Records contained in a dataset:
## BEGIN

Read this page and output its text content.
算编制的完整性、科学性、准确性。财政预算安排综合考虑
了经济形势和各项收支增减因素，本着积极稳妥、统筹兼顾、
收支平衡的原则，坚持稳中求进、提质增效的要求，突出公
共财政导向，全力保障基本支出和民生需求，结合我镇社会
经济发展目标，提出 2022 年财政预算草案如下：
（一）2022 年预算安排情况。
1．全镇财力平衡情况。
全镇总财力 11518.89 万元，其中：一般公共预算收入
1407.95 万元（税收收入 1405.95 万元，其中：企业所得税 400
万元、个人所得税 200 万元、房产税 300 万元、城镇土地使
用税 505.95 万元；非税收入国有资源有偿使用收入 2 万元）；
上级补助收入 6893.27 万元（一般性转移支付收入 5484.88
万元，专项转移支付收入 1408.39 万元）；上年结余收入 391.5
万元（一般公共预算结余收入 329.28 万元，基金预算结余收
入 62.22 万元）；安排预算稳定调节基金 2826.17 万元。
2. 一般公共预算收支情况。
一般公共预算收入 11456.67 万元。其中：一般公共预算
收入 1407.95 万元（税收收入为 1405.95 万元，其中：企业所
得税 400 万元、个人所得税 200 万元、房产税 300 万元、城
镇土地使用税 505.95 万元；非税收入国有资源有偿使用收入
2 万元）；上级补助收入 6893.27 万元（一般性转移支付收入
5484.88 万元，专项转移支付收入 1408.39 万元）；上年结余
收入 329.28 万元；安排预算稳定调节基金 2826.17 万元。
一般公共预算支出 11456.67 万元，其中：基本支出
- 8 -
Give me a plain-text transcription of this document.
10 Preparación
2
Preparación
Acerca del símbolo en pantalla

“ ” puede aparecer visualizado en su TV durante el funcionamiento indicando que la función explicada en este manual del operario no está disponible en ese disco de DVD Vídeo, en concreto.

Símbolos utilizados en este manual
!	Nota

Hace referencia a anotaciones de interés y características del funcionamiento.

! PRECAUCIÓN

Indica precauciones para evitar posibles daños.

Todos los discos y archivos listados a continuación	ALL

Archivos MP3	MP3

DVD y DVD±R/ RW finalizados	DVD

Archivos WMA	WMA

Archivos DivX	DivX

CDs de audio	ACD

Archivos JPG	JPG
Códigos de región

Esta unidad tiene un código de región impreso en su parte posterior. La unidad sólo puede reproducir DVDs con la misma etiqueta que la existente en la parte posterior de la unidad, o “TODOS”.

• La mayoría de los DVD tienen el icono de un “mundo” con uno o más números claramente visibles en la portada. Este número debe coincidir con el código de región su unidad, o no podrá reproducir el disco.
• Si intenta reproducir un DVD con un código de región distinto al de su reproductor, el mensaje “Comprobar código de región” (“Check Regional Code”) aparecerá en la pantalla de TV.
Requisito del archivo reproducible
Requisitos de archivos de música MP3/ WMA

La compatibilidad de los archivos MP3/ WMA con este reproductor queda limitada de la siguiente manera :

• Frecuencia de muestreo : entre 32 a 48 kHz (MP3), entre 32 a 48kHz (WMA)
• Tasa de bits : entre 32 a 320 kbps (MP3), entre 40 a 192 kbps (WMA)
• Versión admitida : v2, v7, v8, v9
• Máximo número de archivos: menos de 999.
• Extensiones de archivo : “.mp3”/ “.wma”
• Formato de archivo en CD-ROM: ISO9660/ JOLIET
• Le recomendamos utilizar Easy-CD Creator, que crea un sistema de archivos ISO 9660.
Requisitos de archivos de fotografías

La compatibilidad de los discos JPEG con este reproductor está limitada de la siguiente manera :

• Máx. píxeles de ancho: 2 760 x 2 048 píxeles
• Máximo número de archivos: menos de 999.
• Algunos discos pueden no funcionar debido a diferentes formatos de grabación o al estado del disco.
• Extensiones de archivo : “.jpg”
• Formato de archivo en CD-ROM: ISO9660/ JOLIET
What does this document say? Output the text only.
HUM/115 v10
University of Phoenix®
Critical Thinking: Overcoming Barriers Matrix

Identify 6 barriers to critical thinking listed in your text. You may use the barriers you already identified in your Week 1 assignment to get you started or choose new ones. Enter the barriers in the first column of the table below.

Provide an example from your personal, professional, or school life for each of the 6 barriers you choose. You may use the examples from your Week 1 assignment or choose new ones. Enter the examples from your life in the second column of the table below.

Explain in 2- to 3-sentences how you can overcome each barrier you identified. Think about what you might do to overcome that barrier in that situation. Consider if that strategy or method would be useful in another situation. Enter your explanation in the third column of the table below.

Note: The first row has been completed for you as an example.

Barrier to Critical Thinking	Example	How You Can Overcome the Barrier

## END

▶ **What you will do**: Return each line in the records that holds the string "上级补助收入".

▶ **Written answer**:
上级补助收入 6893.27 万元（一般性转移支付收入 5484.88
2 万元）；上级补助收入 6893.27 万元（一般性转移支付收入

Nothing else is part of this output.